_Aim_:
Return the records that follow, matching each one exactly.

_Exercise inputs_:
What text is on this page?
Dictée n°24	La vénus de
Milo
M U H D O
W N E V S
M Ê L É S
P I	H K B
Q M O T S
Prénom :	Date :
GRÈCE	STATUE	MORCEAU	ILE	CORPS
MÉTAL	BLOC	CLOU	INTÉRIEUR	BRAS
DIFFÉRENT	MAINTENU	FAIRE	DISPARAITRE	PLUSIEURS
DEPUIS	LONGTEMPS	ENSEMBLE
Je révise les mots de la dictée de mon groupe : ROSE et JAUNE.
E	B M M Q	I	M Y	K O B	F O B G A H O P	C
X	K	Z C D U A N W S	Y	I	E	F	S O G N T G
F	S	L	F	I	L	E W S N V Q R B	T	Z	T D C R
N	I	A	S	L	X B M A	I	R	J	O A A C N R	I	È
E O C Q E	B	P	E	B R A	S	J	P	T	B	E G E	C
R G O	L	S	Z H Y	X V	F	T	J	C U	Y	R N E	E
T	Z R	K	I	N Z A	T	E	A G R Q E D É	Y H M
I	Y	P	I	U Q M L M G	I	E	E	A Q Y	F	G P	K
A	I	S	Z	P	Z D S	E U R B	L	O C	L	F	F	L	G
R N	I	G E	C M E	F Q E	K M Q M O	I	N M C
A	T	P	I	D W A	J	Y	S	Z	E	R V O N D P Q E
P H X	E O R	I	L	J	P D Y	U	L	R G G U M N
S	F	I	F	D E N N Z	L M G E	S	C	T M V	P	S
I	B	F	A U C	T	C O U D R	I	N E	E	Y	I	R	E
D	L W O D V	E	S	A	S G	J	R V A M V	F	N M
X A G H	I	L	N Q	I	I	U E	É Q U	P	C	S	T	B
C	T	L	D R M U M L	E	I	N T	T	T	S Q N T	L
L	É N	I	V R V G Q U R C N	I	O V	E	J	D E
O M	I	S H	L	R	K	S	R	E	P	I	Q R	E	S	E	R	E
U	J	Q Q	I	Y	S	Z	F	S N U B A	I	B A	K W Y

_Response to this task_:
What text is on this page?
Dictée n°24	La vénus de
Milo
M U H D O
W N E V S
M Ê L É S
P I	H K B
Q M O T S
Prénom :	Date :
GRÈCE	STATUE	MORCEAU	ILE	CORPS
MÉTAL	BLOC	CLOU	INTÉRIEUR	BRAS
DIFFÉRENT	MAINTENU	FAIRE	DISPARAITRE	PLUSIEURS
DEPUIS	LONGTEMPS	ENSEMBLE
Je révise les mots de la dictée de mon groupe : ROSE et JAUNE.
E	B M M Q	I	M Y	K O B	F O B G A H O P	C
X	K	Z C D U A N W S	Y	I	E	F	S O G N T G
F	S	L	F	I	L	E W S N V Q R B	T	Z	T D C R
N	I	A	S	L	X B M A	I	R	J	O A A C N R	I	È
E O C Q E	B	P	E	B R A	S	J	P	T	B	E G E	C
R G O	L	S	Z H Y	X V	F	T	J	C U	Y	R N E	E
T	Z R	K	I	N Z A	T	E	A G R Q E D É	Y H M
I	Y	P	I	U Q M L M G	I	E	E	A Q Y	F	G P	K
A	I	S	Z	P	Z D S	E U R B	L	O C	L	F	F	L	G
R N	I	G E	C M E	F Q E	K M Q M O	I	N M C
A	T	P	I	D W A	J	Y	S	Z	E	R V O N D P Q E
P H X	E O R	I	L	J	P D Y	U	L	R G G U M N
S	F	I	F	D E N N Z	L M G E	S	C	T M V	P	S
I	B	F	A U C	T	C O U D R	I	N E	E	Y	I	R	E
D	L W O D V	E	S	A	S G	J	R V A M V	F	N M
X A G H	I	L	N Q	I	I	U E	É Q U	P	C	S	T	B
C	T	L	D R M U M L	E	I	N T	T	T	S Q N T	L
L	É N	I	V R V G Q U R C N	I	O V	E	J	D E
O M	I	S H	L	R	K	S	R	E	P	I	Q R	E	S	E	R	E
U	J	Q Q	I	Y	S	Z	F	S N U B A	I	B A	K W Y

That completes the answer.